Supplied entries
------
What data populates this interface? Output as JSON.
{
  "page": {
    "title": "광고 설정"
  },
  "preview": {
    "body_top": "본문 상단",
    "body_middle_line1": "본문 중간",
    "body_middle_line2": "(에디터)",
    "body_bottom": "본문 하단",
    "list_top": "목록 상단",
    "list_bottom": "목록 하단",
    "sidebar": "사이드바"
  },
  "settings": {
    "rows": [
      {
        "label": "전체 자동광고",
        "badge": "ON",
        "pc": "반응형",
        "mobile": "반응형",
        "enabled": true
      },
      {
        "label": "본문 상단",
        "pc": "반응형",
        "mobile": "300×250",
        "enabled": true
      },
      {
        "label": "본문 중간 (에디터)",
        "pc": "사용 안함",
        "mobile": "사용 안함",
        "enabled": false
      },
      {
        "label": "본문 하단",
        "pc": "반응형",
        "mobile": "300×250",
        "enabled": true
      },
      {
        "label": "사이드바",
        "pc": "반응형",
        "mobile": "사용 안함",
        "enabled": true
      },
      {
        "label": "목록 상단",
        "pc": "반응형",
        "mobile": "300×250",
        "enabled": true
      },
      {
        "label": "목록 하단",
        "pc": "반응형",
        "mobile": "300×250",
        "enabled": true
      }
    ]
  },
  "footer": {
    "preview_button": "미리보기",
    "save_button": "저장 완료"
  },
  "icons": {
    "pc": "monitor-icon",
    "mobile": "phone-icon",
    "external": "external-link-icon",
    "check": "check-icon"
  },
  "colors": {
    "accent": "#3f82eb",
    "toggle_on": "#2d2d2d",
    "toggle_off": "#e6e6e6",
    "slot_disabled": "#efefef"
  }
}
------
Stated problem
Exactly as written above, please repeat the entries.

Answer in full
What data populates this interface? Output as JSON.
{
  "page": {
    "title": "광고 설정"
  },
  "preview": {
    "body_top": "본문 상단",
    "body_middle_line1": "본문 중간",
    "body_middle_line2": "(에디터)",
    "body_bottom": "본문 하단",
    "list_top": "목록 상단",
    "list_bottom": "목록 하단",
    "sidebar": "사이드바"
  },
  "settings": {
    "rows": [
      {
        "label": "전체 자동광고",
        "badge": "ON",
        "pc": "반응형",
        "mobile": "반응형",
        "enabled": true
      },
      {
        "label": "본문 상단",
        "pc": "반응형",
        "mobile": "300×250",
        "enabled": true
      },
      {
        "label": "본문 중간 (에디터)",
        "pc": "사용 안함",
        "mobile": "사용 안함",
        "enabled": false
      },
      {
        "label": "본문 하단",
        "pc": "반응형",
        "mobile": "300×250",
        "enabled": true
      },
      {
        "label": "사이드바",
        "pc": "반응형",
        "mobile": "사용 안함",
        "enabled": true
      },
      {
        "label": "목록 상단",
        "pc": "반응형",
        "mobile": "300×250",
        "enabled": true
      },
      {
        "label": "목록 하단",
        "pc": "반응형",
        "mobile": "300×250",
        "enabled": true
      }
    ]
  },
  "footer": {
    "preview_button": "미리보기",
    "save_button": "저장 완료"
  },
  "icons": {
    "pc": "monitor-icon",
    "mobile": "phone-icon",
    "external": "external-link-icon",
    "check": "check-icon"
  },
  "colors": {
    "accent": "#3f82eb",
    "toggle_on": "#2d2d2d",
    "toggle_off": "#e6e6e6",
    "slot_disabled": "#efefef"
  }
}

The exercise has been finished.